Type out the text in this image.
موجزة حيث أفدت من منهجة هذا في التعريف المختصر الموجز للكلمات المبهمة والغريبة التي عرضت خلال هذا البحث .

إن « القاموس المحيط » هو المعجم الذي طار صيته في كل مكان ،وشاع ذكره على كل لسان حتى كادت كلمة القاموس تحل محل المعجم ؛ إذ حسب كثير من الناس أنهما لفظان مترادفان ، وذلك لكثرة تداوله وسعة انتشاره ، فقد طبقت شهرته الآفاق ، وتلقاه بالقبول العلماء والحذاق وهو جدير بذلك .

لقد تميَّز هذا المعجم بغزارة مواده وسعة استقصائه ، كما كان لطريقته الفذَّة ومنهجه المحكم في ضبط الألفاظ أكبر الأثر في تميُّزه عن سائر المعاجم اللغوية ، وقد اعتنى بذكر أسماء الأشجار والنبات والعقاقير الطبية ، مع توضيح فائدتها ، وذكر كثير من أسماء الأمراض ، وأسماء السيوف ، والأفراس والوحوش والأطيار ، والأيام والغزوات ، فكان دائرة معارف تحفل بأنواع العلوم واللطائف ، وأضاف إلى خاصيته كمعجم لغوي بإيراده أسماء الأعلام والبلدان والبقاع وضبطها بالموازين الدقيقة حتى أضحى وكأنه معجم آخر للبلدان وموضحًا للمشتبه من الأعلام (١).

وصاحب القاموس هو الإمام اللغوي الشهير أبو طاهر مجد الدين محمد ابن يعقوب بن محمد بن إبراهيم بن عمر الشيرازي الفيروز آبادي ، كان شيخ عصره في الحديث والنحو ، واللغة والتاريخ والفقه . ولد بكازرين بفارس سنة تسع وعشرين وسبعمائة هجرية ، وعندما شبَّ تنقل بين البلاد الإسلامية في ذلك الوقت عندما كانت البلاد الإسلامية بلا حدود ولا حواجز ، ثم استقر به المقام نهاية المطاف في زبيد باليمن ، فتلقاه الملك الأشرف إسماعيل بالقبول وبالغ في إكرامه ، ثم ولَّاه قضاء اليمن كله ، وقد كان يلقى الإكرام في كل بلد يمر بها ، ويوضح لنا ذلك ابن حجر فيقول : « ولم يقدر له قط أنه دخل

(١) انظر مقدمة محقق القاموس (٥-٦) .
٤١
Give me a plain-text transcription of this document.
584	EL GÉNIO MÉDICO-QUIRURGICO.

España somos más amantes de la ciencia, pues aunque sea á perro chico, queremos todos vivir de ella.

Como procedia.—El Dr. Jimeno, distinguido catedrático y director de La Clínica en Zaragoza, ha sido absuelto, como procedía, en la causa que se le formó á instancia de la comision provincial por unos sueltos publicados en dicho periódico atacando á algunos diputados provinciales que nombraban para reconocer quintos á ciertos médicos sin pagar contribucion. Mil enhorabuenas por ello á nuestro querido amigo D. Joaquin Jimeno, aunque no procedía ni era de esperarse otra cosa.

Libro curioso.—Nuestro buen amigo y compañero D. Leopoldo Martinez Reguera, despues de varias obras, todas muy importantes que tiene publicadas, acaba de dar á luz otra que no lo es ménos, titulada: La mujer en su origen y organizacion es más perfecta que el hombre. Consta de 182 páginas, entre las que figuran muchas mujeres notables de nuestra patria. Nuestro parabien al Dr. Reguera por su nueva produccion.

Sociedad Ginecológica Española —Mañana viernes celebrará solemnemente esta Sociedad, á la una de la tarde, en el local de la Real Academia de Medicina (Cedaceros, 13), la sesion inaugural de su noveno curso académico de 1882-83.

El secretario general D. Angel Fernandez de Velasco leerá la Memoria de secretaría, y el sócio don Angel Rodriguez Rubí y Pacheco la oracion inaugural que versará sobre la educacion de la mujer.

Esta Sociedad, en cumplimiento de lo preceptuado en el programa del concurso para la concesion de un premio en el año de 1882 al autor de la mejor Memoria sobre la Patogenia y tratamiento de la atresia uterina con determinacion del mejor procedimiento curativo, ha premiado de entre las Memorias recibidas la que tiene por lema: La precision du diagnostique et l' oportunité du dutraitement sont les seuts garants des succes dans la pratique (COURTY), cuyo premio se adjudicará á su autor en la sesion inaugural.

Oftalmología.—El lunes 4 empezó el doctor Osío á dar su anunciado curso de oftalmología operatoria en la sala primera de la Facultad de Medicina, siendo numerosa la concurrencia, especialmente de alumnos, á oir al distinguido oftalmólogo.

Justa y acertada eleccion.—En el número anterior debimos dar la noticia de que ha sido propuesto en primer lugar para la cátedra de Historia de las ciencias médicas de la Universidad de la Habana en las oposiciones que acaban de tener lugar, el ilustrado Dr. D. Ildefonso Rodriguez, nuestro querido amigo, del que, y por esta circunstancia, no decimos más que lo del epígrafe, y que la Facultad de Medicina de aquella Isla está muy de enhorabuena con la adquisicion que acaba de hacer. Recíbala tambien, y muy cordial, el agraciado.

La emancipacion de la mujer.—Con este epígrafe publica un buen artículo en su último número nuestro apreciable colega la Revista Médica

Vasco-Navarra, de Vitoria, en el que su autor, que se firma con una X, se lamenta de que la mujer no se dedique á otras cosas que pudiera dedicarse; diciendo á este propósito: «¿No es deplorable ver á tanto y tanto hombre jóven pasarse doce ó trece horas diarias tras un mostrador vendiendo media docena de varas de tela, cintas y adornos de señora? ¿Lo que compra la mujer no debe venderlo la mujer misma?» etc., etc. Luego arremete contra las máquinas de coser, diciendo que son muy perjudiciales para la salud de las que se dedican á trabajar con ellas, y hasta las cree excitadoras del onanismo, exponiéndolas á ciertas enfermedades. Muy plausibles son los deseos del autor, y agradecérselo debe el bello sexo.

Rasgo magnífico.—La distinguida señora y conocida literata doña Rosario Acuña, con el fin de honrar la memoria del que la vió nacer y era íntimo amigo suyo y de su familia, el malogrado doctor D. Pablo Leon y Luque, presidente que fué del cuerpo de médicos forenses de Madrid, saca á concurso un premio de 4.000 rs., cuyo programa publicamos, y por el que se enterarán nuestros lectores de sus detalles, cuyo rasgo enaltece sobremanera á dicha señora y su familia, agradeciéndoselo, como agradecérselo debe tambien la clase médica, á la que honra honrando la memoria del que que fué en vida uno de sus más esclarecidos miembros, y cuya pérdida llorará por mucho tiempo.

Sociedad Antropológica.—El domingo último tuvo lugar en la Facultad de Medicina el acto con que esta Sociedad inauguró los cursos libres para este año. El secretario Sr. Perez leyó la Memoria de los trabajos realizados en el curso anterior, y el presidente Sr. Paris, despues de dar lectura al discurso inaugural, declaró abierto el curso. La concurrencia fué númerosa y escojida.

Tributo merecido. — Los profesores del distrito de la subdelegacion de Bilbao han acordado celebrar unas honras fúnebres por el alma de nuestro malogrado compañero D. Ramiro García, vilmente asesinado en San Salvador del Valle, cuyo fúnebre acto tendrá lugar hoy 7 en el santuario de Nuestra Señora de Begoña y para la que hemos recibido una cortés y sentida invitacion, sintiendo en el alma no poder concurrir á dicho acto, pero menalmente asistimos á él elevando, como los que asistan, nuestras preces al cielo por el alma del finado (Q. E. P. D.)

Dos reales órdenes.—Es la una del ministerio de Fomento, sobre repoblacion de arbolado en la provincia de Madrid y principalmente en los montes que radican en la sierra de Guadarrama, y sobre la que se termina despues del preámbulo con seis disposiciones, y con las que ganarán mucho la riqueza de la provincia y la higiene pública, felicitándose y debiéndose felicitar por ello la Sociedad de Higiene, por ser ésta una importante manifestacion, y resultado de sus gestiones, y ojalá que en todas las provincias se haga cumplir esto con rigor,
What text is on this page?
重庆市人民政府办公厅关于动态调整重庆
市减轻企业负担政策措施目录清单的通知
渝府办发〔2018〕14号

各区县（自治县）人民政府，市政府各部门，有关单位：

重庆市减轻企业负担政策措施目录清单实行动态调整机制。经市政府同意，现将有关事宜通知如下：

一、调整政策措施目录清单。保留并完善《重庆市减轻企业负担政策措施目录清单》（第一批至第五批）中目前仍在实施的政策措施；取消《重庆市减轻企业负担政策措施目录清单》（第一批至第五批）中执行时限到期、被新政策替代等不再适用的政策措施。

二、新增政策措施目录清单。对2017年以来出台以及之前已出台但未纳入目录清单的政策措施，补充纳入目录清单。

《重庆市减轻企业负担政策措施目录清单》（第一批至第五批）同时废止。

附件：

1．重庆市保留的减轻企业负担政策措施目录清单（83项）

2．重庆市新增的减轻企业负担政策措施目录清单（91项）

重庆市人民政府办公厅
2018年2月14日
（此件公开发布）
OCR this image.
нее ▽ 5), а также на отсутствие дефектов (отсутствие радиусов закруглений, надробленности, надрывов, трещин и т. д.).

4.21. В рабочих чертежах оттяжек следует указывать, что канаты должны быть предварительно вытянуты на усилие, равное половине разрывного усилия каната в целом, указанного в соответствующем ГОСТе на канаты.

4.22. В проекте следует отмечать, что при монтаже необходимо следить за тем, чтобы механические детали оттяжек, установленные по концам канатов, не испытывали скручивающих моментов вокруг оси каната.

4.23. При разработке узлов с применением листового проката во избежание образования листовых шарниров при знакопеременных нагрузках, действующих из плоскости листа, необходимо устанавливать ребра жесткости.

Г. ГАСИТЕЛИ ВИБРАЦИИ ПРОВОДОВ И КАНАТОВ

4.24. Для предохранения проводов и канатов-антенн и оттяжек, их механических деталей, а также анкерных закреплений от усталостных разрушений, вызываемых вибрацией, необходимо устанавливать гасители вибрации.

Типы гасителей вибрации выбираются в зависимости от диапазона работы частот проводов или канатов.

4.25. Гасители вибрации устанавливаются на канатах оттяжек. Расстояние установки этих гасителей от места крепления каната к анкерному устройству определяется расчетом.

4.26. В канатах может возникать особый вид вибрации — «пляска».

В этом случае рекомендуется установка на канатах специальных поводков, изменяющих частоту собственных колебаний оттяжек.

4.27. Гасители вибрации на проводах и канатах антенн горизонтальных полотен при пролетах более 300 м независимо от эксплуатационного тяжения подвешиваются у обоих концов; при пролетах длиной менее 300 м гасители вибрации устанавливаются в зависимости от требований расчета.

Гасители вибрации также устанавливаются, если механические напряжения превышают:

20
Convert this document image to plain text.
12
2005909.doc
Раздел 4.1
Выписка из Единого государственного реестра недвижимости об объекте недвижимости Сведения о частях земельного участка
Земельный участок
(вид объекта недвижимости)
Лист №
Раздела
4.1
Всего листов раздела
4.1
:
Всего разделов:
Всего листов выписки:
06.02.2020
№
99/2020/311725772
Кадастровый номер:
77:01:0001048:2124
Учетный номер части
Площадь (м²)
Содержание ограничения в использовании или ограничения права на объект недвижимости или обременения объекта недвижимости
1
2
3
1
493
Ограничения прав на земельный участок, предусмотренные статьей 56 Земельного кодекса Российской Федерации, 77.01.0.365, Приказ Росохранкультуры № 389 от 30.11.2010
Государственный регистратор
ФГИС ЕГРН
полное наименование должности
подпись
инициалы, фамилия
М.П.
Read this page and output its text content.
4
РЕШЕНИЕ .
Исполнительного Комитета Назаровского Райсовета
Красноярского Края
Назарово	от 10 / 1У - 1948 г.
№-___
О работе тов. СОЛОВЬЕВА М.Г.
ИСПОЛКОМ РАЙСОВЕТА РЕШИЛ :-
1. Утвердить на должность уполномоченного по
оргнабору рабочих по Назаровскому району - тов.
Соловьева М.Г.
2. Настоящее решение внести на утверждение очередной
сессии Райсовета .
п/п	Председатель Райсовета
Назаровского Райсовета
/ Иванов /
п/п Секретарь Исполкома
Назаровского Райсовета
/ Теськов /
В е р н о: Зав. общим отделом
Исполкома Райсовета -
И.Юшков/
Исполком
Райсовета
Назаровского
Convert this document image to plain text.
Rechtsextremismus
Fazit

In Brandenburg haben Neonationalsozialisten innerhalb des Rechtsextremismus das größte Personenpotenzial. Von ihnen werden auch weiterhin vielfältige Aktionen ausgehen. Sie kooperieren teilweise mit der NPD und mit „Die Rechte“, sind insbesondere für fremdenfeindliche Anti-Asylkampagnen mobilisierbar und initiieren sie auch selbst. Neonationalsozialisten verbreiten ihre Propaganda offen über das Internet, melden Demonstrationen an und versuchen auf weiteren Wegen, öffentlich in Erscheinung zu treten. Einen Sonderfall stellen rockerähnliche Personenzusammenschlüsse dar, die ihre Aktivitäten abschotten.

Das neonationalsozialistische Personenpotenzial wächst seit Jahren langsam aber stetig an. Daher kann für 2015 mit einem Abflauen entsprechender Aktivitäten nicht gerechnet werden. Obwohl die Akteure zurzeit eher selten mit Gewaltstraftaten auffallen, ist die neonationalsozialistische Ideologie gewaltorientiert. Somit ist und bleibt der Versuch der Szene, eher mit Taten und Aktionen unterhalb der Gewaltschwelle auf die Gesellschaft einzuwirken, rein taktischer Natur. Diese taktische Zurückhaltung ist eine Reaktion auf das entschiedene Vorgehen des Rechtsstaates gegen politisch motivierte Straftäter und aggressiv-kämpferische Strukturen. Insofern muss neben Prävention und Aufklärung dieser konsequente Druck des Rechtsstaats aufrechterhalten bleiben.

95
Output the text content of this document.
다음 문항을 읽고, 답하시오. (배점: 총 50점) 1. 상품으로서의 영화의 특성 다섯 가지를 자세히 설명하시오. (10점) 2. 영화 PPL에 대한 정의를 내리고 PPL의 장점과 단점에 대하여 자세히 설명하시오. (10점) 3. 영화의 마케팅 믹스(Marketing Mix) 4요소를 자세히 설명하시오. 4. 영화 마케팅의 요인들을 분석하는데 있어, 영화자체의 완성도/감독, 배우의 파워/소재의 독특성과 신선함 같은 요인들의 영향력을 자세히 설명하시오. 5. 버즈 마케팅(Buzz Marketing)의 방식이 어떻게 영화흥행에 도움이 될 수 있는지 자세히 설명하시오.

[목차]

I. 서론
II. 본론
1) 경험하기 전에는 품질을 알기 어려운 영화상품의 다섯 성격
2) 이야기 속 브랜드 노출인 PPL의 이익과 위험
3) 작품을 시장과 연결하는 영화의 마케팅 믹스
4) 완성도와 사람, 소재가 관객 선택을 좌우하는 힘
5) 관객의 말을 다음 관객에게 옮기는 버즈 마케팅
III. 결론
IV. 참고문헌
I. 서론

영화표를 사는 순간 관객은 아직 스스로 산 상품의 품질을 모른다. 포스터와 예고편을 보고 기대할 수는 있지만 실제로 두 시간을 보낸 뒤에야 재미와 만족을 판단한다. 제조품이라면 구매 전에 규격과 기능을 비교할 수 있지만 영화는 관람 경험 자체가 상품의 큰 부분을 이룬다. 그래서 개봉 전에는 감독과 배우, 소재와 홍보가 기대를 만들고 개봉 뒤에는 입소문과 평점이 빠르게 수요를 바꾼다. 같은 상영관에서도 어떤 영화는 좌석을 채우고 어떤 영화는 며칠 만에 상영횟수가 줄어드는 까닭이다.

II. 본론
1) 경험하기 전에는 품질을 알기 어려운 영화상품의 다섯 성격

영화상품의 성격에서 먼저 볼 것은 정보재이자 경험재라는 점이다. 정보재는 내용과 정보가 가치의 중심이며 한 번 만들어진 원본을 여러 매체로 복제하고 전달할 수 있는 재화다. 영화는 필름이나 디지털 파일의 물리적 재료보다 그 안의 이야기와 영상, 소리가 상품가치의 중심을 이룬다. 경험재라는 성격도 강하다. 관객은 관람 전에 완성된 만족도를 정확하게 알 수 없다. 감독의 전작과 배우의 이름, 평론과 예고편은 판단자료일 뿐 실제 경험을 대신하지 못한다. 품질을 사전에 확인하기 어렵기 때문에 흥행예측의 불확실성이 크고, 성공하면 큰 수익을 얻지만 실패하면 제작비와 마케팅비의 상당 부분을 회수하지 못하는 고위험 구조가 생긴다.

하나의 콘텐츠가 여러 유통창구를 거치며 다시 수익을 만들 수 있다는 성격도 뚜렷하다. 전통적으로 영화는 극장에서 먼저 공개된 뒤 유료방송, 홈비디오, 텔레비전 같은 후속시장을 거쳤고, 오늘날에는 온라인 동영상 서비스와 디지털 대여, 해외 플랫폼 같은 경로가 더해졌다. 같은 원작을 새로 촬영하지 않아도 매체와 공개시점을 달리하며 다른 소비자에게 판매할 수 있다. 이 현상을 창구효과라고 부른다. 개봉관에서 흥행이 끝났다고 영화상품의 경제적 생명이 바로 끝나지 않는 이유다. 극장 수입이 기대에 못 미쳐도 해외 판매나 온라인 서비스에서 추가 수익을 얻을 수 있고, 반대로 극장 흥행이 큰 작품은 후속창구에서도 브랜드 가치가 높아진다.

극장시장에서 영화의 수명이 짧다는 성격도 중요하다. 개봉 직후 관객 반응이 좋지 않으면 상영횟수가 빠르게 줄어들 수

----

- **Task prompt**: Only the lines from the one containing "Output the text content of this document." to the end of the listing belong in the output, each reproduced exactly.

- **Result of the exercise**:
Output the text content of this document.
다음 문항을 읽고, 답하시오. (배점: 총 50점) 1. 상품으로서의 영화의 특성 다섯 가지를 자세히 설명하시오. (10점) 2. 영화 PPL에 대한 정의를 내리고 PPL의 장점과 단점에 대하여 자세히 설명하시오. (10점) 3. 영화의 마케팅 믹스(Marketing Mix) 4요소를 자세히 설명하시오. 4. 영화 마케팅의 요인들을 분석하는데 있어, 영화자체의 완성도/감독, 배우의 파워/소재의 독특성과 신선함 같은 요인들의 영향력을 자세히 설명하시오. 5. 버즈 마케팅(Buzz Marketing)의 방식이 어떻게 영화흥행에 도움이 될 수 있는지 자세히 설명하시오.

[목차]

I. 서론
II. 본론
1) 경험하기 전에는 품질을 알기 어려운 영화상품의 다섯 성격
2) 이야기 속 브랜드 노출인 PPL의 이익과 위험
3) 작품을 시장과 연결하는 영화의 마케팅 믹스
4) 완성도와 사람, 소재가 관객 선택을 좌우하는 힘
5) 관객의 말을 다음 관객에게 옮기는 버즈 마케팅
III. 결론
IV. 참고문헌
I. 서론

영화표를 사는 순간 관객은 아직 스스로 산 상품의 품질을 모른다. 포스터와 예고편을 보고 기대할 수는 있지만 실제로 두 시간을 보낸 뒤에야 재미와 만족을 판단한다. 제조품이라면 구매 전에 규격과 기능을 비교할 수 있지만 영화는 관람 경험 자체가 상품의 큰 부분을 이룬다. 그래서 개봉 전에는 감독과 배우, 소재와 홍보가 기대를 만들고 개봉 뒤에는 입소문과 평점이 빠르게 수요를 바꾼다. 같은 상영관에서도 어떤 영화는 좌석을 채우고 어떤 영화는 며칠 만에 상영횟수가 줄어드는 까닭이다.

II. 본론
1) 경험하기 전에는 품질을 알기 어려운 영화상품의 다섯 성격

영화상품의 성격에서 먼저 볼 것은 정보재이자 경험재라는 점이다. 정보재는 내용과 정보가 가치의 중심이며 한 번 만들어진 원본을 여러 매체로 복제하고 전달할 수 있는 재화다. 영화는 필름이나 디지털 파일의 물리적 재료보다 그 안의 이야기와 영상, 소리가 상품가치의 중심을 이룬다. 경험재라는 성격도 강하다. 관객은 관람 전에 완성된 만족도를 정확하게 알 수 없다. 감독의 전작과 배우의 이름, 평론과 예고편은 판단자료일 뿐 실제 경험을 대신하지 못한다. 품질을 사전에 확인하기 어렵기 때문에 흥행예측의 불확실성이 크고, 성공하면 큰 수익을 얻지만 실패하면 제작비와 마케팅비의 상당 부분을 회수하지 못하는 고위험 구조가 생긴다.

하나의 콘텐츠가 여러 유통창구를 거치며 다시 수익을 만들 수 있다는 성격도 뚜렷하다. 전통적으로 영화는 극장에서 먼저 공개된 뒤 유료방송, 홈비디오, 텔레비전 같은 후속시장을 거쳤고, 오늘날에는 온라인 동영상 서비스와 디지털 대여, 해외 플랫폼 같은 경로가 더해졌다. 같은 원작을 새로 촬영하지 않아도 매체와 공개시점을 달리하며 다른 소비자에게 판매할 수 있다. 이 현상을 창구효과라고 부른다. 개봉관에서 흥행이 끝났다고 영화상품의 경제적 생명이 바로 끝나지 않는 이유다. 극장 수입이 기대에 못 미쳐도 해외 판매나 온라인 서비스에서 추가 수익을 얻을 수 있고, 반대로 극장 흥행이 큰 작품은 후속창구에서도 브랜드 가치가 높아진다.

극장시장에서 영화의 수명이 짧다는 성격도 중요하다. 개봉 직후 관객 반응이 좋지 않으면 상영횟수가 빠르게 줄어들 수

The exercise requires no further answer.